TASK INSTRUCTIONS:
Restate the entries below word for word, omitting nothing.

Records from a dataset
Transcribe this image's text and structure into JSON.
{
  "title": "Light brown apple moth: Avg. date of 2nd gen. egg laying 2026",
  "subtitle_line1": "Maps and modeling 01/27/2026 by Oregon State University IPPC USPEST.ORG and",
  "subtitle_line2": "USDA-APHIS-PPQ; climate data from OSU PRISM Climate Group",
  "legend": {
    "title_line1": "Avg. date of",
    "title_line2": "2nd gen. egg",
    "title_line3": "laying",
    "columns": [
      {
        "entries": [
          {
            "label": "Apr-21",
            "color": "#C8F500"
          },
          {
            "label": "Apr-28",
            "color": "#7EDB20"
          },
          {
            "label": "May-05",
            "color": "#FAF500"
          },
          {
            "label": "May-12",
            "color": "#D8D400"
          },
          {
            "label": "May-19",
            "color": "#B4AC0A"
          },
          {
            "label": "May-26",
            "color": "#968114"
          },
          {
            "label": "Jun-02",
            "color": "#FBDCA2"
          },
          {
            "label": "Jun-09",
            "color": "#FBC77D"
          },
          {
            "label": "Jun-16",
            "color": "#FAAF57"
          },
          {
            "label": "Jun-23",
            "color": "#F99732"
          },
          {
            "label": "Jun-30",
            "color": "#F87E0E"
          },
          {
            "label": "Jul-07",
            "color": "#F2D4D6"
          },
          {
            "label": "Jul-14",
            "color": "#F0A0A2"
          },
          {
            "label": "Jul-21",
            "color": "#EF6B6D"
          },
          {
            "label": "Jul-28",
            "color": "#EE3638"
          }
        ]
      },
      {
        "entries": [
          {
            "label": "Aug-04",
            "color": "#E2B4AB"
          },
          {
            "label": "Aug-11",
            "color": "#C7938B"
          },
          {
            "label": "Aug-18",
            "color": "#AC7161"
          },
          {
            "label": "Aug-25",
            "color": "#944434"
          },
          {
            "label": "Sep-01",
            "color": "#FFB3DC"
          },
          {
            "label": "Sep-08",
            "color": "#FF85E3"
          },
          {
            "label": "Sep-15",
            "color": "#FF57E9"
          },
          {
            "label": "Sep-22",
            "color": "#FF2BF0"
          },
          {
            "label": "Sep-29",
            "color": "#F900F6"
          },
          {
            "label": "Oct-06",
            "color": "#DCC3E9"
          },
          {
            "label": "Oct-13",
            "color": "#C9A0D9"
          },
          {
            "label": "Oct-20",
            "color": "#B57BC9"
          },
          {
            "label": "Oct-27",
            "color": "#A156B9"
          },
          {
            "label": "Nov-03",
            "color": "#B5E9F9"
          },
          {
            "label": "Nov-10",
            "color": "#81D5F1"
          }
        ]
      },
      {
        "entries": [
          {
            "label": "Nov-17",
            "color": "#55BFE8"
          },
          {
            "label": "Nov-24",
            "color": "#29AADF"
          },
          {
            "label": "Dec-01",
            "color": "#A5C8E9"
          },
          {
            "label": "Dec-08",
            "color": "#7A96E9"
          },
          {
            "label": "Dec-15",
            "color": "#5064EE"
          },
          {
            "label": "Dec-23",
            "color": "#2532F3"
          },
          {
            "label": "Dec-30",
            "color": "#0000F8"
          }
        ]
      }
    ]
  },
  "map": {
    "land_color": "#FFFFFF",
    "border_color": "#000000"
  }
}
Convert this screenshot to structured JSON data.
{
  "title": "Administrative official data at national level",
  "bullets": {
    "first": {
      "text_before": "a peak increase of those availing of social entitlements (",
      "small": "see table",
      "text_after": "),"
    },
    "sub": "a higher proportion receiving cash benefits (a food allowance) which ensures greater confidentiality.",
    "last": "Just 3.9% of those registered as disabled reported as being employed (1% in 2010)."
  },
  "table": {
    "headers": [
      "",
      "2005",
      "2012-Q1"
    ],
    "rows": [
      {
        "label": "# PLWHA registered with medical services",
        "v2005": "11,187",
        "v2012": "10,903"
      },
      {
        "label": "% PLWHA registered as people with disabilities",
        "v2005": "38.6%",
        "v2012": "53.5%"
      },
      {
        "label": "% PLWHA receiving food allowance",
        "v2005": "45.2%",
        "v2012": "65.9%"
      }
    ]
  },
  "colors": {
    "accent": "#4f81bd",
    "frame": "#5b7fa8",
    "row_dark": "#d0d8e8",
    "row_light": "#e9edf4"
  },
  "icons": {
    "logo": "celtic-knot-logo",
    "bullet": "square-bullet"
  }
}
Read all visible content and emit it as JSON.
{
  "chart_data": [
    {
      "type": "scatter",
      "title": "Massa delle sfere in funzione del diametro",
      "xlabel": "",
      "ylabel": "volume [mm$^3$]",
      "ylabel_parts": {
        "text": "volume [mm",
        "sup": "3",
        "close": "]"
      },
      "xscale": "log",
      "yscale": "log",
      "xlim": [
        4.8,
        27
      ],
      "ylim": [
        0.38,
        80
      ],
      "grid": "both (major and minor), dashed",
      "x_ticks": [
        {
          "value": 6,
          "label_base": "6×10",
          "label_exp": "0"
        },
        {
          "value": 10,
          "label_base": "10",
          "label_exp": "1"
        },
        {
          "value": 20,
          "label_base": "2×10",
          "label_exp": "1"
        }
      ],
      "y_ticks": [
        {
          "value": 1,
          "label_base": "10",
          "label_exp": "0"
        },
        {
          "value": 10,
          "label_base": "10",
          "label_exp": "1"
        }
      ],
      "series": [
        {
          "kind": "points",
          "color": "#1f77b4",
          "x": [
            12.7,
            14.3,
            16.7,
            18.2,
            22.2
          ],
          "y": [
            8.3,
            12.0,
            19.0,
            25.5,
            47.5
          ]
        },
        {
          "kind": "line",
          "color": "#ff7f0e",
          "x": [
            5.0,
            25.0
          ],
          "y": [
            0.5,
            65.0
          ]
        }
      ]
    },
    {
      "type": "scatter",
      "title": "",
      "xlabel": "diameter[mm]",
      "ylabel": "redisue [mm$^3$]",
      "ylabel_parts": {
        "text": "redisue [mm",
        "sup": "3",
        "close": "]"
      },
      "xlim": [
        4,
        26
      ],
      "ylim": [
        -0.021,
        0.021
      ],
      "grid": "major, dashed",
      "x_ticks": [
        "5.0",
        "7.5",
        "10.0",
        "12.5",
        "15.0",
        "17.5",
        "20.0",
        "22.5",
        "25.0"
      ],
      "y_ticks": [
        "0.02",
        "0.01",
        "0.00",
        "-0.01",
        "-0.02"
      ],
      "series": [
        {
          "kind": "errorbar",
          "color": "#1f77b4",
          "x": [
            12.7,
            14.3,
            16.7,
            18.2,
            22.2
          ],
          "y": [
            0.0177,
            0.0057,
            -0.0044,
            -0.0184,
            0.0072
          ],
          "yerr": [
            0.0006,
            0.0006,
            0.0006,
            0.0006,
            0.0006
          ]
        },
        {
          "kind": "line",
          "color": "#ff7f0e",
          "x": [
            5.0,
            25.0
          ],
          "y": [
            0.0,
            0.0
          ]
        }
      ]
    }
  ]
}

EXERCISE RESPONSE:
Transcribe this image's text and structure into JSON.
{
  "title": "Light brown apple moth: Avg. date of 2nd gen. egg laying 2026",
  "subtitle_line1": "Maps and modeling 01/27/2026 by Oregon State University IPPC USPEST.ORG and",
  "subtitle_line2": "USDA-APHIS-PPQ; climate data from OSU PRISM Climate Group",
  "legend": {
    "title_line1": "Avg. date of",
    "title_line2": "2nd gen. egg",
    "title_line3": "laying",
    "columns": [
      {
        "entries": [
          {
            "label": "Apr-21",
            "color": "#C8F500"
          },
          {
            "label": "Apr-28",
            "color": "#7EDB20"
          },
          {
            "label": "May-05",
            "color": "#FAF500"
          },
          {
            "label": "May-12",
            "color": "#D8D400"
          },
          {
            "label": "May-19",
            "color": "#B4AC0A"
          },
          {
            "label": "May-26",
            "color": "#968114"
          },
          {
            "label": "Jun-02",
            "color": "#FBDCA2"
          },
          {
            "label": "Jun-09",
            "color": "#FBC77D"
          },
          {
            "label": "Jun-16",
            "color": "#FAAF57"
          },
          {
            "label": "Jun-23",
            "color": "#F99732"
          },
          {
            "label": "Jun-30",
            "color": "#F87E0E"
          },
          {
            "label": "Jul-07",
            "color": "#F2D4D6"
          },
          {
            "label": "Jul-14",
            "color": "#F0A0A2"
          },
          {
            "label": "Jul-21",
            "color": "#EF6B6D"
          },
          {
            "label": "Jul-28",
            "color": "#EE3638"
          }
        ]
      },
      {
        "entries": [
          {
            "label": "Aug-04",
            "color": "#E2B4AB"
          },
          {
            "label": "Aug-11",
            "color": "#C7938B"
          },
          {
            "label": "Aug-18",
            "color": "#AC7161"
          },
          {
            "label": "Aug-25",
            "color": "#944434"
          },
          {
            "label": "Sep-01",
            "color": "#FFB3DC"
          },
          {
            "label": "Sep-08",
            "color": "#FF85E3"
          },
          {
            "label": "Sep-15",
            "color": "#FF57E9"
          },
          {
            "label": "Sep-22",
            "color": "#FF2BF0"
          },
          {
            "label": "Sep-29",
            "color": "#F900F6"
          },
          {
            "label": "Oct-06",
            "color": "#DCC3E9"
          },
          {
            "label": "Oct-13",
            "color": "#C9A0D9"
          },
          {
            "label": "Oct-20",
            "color": "#B57BC9"
          },
          {
            "label": "Oct-27",
            "color": "#A156B9"
          },
          {
            "label": "Nov-03",
            "color": "#B5E9F9"
          },
          {
            "label": "Nov-10",
            "color": "#81D5F1"
          }
        ]
      },
      {
        "entries": [
          {
            "label": "Nov-17",
            "color": "#55BFE8"
          },
          {
            "label": "Nov-24",
            "color": "#29AADF"
          },
          {
            "label": "Dec-01",
            "color": "#A5C8E9"
          },
          {
            "label": "Dec-08",
            "color": "#7A96E9"
          },
          {
            "label": "Dec-15",
            "color": "#5064EE"
          },
          {
            "label": "Dec-23",
            "color": "#2532F3"
          },
          {
            "label": "Dec-30",
            "color": "#0000F8"
          }
        ]
      }
    ]
  },
  "map": {
    "land_color": "#FFFFFF",
    "border_color": "#000000"
  }
}
Convert this screenshot to structured JSON data.
{
  "title": "Administrative official data at national level",
  "bullets": {
    "first": {
      "text_before": "a peak increase of those availing of social entitlements (",
      "small": "see table",
      "text_after": "),"
    },
    "sub": "a higher proportion receiving cash benefits (a food allowance) which ensures greater confidentiality.",
    "last": "Just 3.9% of those registered as disabled reported as being employed (1% in 2010)."
  },
  "table": {
    "headers": [
      "",
      "2005",
      "2012-Q1"
    ],
    "rows": [
      {
        "label": "# PLWHA registered with medical services",
        "v2005": "11,187",
        "v2012": "10,903"
      },
      {
        "label": "% PLWHA registered as people with disabilities",
        "v2005": "38.6%",
        "v2012": "53.5%"
      },
      {
        "label": "% PLWHA receiving food allowance",
        "v2005": "45.2%",
        "v2012": "65.9%"
      }
    ]
  },
  "colors": {
    "accent": "#4f81bd",
    "frame": "#5b7fa8",
    "row_dark": "#d0d8e8",
    "row_light": "#e9edf4"
  },
  "icons": {
    "logo": "celtic-knot-logo",
    "bullet": "square-bullet"
  }
}
Read all visible content and emit it as JSON.
{
  "chart_data": [
    {
      "type": "scatter",
      "title": "Massa delle sfere in funzione del diametro",
      "xlabel": "",
      "ylabel": "volume [mm$^3$]",
      "ylabel_parts": {
        "text": "volume [mm",
        "sup": "3",
        "close": "]"
      },
      "xscale": "log",
      "yscale": "log",
      "xlim": [
        4.8,
        27
      ],
      "ylim": [
        0.38,
        80
      ],
      "grid": "both (major and minor), dashed",
      "x_ticks": [
        {
          "value": 6,
          "label_base": "6×10",
          "label_exp": "0"
        },
        {
          "value": 10,
          "label_base": "10",
          "label_exp": "1"
        },
        {
          "value": 20,
          "label_base": "2×10",
          "label_exp": "1"
        }
      ],
      "y_ticks": [
        {
          "value": 1,
          "label_base": "10",
          "label_exp": "0"
        },
        {
          "value": 10,
          "label_base": "10",
          "label_exp": "1"
        }
      ],
      "series": [
        {
          "kind": "points",
          "color": "#1f77b4",
          "x": [
            12.7,
            14.3,
            16.7,
            18.2,
            22.2
          ],
          "y": [
            8.3,
            12.0,
            19.0,
            25.5,
            47.5
          ]
        },
        {
          "kind": "line",
          "color": "#ff7f0e",
          "x": [
            5.0,
            25.0
          ],
          "y": [
            0.5,
            65.0
          ]
        }
      ]
    },
    {
      "type": "scatter",
      "title": "",
      "xlabel": "diameter[mm]",
      "ylabel": "redisue [mm$^3$]",
      "ylabel_parts": {
        "text": "redisue [mm",
        "sup": "3",
        "close": "]"
      },
      "xlim": [
        4,
        26
      ],
      "ylim": [
        -0.021,
        0.021
      ],
      "grid": "major, dashed",
      "x_ticks": [
        "5.0",
        "7.5",
        "10.0",
        "12.5",
        "15.0",
        "17.5",
        "20.0",
        "22.5",
        "25.0"
      ],
      "y_ticks": [
        "0.02",
        "0.01",
        "0.00",
        "-0.01",
        "-0.02"
      ],
      "series": [
        {
          "kind": "errorbar",
          "color": "#1f77b4",
          "x": [
            12.7,
            14.3,
            16.7,
            18.2,
            22.2
          ],
          "y": [
            0.0177,
            0.0057,
            -0.0044,
            -0.0184,
            0.0072
          ],
          "yerr": [
            0.0006,
            0.0006,
            0.0006,
            0.0006,
            0.0006
          ]
        },
        {
          "kind": "line",
          "color": "#ff7f0e",
          "x": [
            5.0,
            25.0
          ],
          "y": [
            0.0,
            0.0
          ]
        }
      ]
    }
  ]
}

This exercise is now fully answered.